Written request | Return every line of the records below verbatim, with no pictures in the copy.

☆ ☆ ☆ ☆ ☆ ☆ ☆

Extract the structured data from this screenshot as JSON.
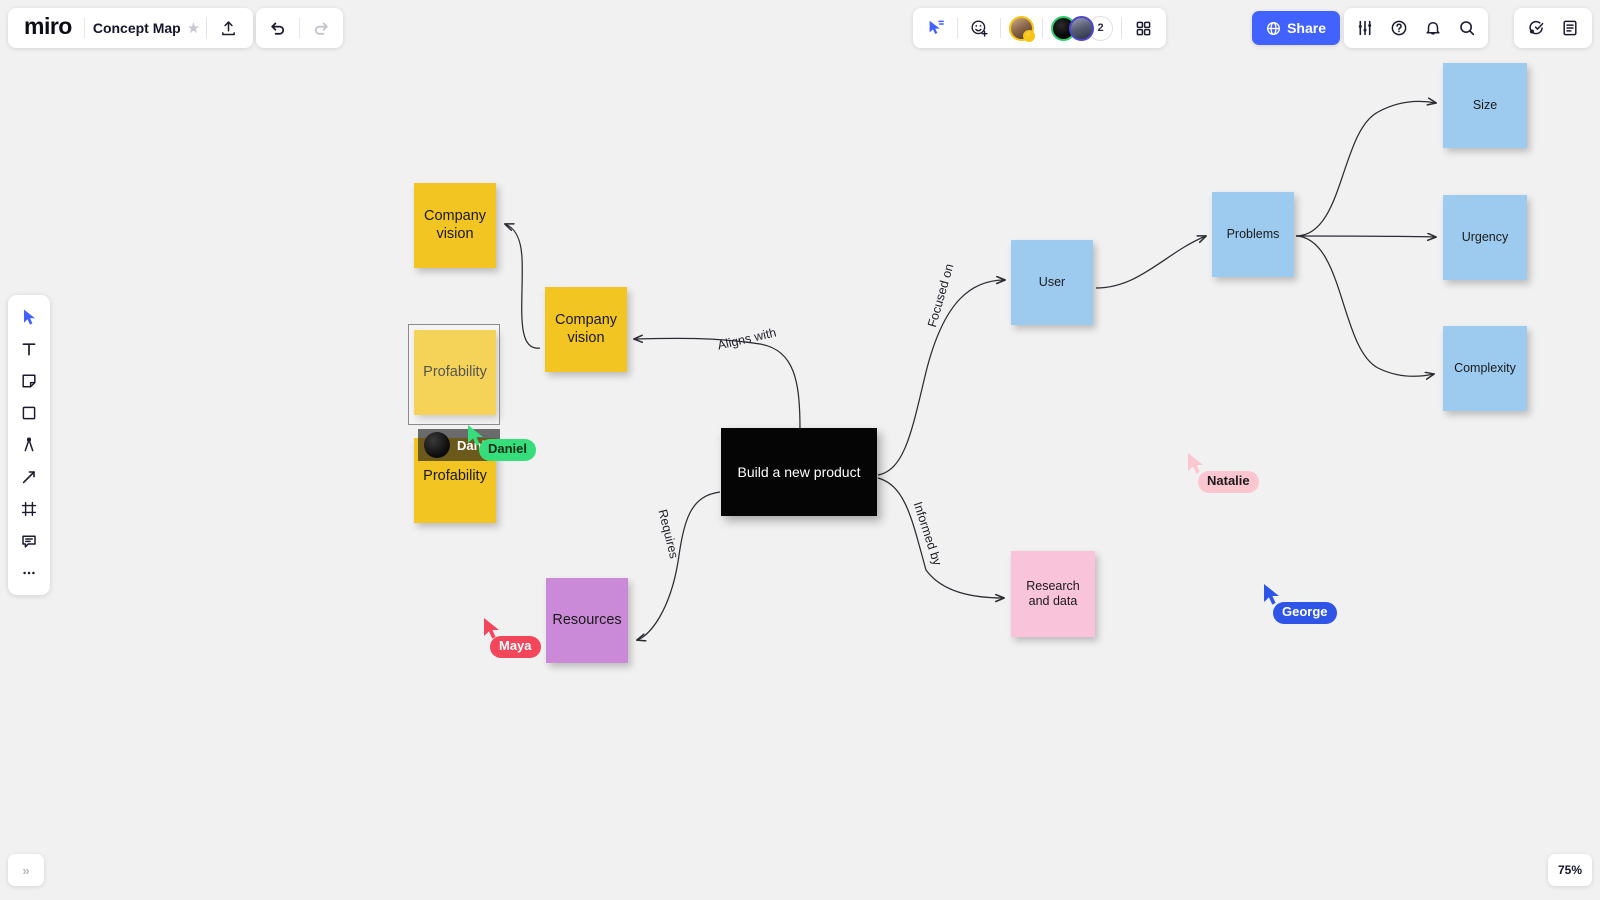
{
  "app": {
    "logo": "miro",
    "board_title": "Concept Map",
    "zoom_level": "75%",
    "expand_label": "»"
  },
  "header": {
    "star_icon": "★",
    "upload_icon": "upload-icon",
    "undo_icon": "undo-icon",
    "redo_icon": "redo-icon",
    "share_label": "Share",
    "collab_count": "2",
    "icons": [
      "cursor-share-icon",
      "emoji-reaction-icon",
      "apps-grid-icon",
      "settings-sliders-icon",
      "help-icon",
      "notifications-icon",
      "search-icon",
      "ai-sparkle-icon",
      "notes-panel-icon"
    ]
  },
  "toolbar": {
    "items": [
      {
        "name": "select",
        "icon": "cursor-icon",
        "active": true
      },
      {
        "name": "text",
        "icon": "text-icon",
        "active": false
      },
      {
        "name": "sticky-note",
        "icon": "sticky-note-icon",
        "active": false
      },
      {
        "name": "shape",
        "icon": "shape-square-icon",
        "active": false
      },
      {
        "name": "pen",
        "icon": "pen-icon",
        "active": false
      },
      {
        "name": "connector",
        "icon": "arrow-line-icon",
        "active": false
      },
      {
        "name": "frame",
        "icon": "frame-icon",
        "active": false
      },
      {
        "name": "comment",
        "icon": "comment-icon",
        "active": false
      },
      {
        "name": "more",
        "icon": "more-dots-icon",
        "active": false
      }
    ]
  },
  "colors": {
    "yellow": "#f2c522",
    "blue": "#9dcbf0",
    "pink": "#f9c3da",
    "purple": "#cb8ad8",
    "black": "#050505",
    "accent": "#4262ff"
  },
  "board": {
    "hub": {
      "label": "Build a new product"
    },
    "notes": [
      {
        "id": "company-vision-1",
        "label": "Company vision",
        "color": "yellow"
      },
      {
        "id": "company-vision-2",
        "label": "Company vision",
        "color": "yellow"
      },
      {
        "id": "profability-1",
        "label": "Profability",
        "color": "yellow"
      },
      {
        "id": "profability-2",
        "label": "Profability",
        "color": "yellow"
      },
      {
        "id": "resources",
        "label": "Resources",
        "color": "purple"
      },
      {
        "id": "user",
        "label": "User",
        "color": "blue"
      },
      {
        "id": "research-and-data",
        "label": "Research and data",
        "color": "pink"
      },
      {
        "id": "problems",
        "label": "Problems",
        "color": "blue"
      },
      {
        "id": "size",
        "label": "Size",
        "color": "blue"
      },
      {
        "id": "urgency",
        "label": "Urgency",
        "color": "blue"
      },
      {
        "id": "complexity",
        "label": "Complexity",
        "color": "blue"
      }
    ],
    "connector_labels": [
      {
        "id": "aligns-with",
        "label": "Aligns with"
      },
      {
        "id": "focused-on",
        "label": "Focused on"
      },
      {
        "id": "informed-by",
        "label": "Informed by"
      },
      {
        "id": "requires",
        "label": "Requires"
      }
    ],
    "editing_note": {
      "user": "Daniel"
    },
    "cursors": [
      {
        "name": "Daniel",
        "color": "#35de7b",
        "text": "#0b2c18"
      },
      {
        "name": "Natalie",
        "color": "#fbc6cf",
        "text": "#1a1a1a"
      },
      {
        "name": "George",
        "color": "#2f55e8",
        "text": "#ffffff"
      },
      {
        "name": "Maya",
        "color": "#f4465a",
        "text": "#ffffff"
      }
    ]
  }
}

☆ ☆ ☆ ☆ ☆ ☆ ☆

Result of the exercise |
Extract the structured data from this screenshot as JSON.
{
  "app": {
    "logo": "miro",
    "board_title": "Concept Map",
    "zoom_level": "75%",
    "expand_label": "»"
  },
  "header": {
    "star_icon": "★",
    "upload_icon": "upload-icon",
    "undo_icon": "undo-icon",
    "redo_icon": "redo-icon",
    "share_label": "Share",
    "collab_count": "2",
    "icons": [
      "cursor-share-icon",
      "emoji-reaction-icon",
      "apps-grid-icon",
      "settings-sliders-icon",
      "help-icon",
      "notifications-icon",
      "search-icon",
      "ai-sparkle-icon",
      "notes-panel-icon"
    ]
  },
  "toolbar": {
    "items": [
      {
        "name": "select",
        "icon": "cursor-icon",
        "active": true
      },
      {
        "name": "text",
        "icon": "text-icon",
        "active": false
      },
      {
        "name": "sticky-note",
        "icon": "sticky-note-icon",
        "active": false
      },
      {
        "name": "shape",
        "icon": "shape-square-icon",
        "active": false
      },
      {
        "name": "pen",
        "icon": "pen-icon",
        "active": false
      },
      {
        "name": "connector",
        "icon": "arrow-line-icon",
        "active": false
      },
      {
        "name": "frame",
        "icon": "frame-icon",
        "active": false
      },
      {
        "name": "comment",
        "icon": "comment-icon",
        "active": false
      },
      {
        "name": "more",
        "icon": "more-dots-icon",
        "active": false
      }
    ]
  },
  "colors": {
    "yellow": "#f2c522",
    "blue": "#9dcbf0",
    "pink": "#f9c3da",
    "purple": "#cb8ad8",
    "black": "#050505",
    "accent": "#4262ff"
  },
  "board": {
    "hub": {
      "label": "Build a new product"
    },
    "notes": [
      {
        "id": "company-vision-1",
        "label": "Company vision",
        "color": "yellow"
      },
      {
        "id": "company-vision-2",
        "label": "Company vision",
        "color": "yellow"
      },
      {
        "id": "profability-1",
        "label": "Profability",
        "color": "yellow"
      },
      {
        "id": "profability-2",
        "label": "Profability",
        "color": "yellow"
      },
      {
        "id": "resources",
        "label": "Resources",
        "color": "purple"
      },
      {
        "id": "user",
        "label": "User",
        "color": "blue"
      },
      {
        "id": "research-and-data",
        "label": "Research and data",
        "color": "pink"
      },
      {
        "id": "problems",
        "label": "Problems",
        "color": "blue"
      },
      {
        "id": "size",
        "label": "Size",
        "color": "blue"
      },
      {
        "id": "urgency",
        "label": "Urgency",
        "color": "blue"
      },
      {
        "id": "complexity",
        "label": "Complexity",
        "color": "blue"
      }
    ],
    "connector_labels": [
      {
        "id": "aligns-with",
        "label": "Aligns with"
      },
      {
        "id": "focused-on",
        "label": "Focused on"
      },
      {
        "id": "informed-by",
        "label": "Informed by"
      },
      {
        "id": "requires",
        "label": "Requires"
      }
    ],
    "editing_note": {
      "user": "Daniel"
    },
    "cursors": [
      {
        "name": "Daniel",
        "color": "#35de7b",
        "text": "#0b2c18"
      },
      {
        "name": "Natalie",
        "color": "#fbc6cf",
        "text": "#1a1a1a"
      },
      {
        "name": "George",
        "color": "#2f55e8",
        "text": "#ffffff"
      },
      {
        "name": "Maya",
        "color": "#f4465a",
        "text": "#ffffff"
      }
    ]
  }
}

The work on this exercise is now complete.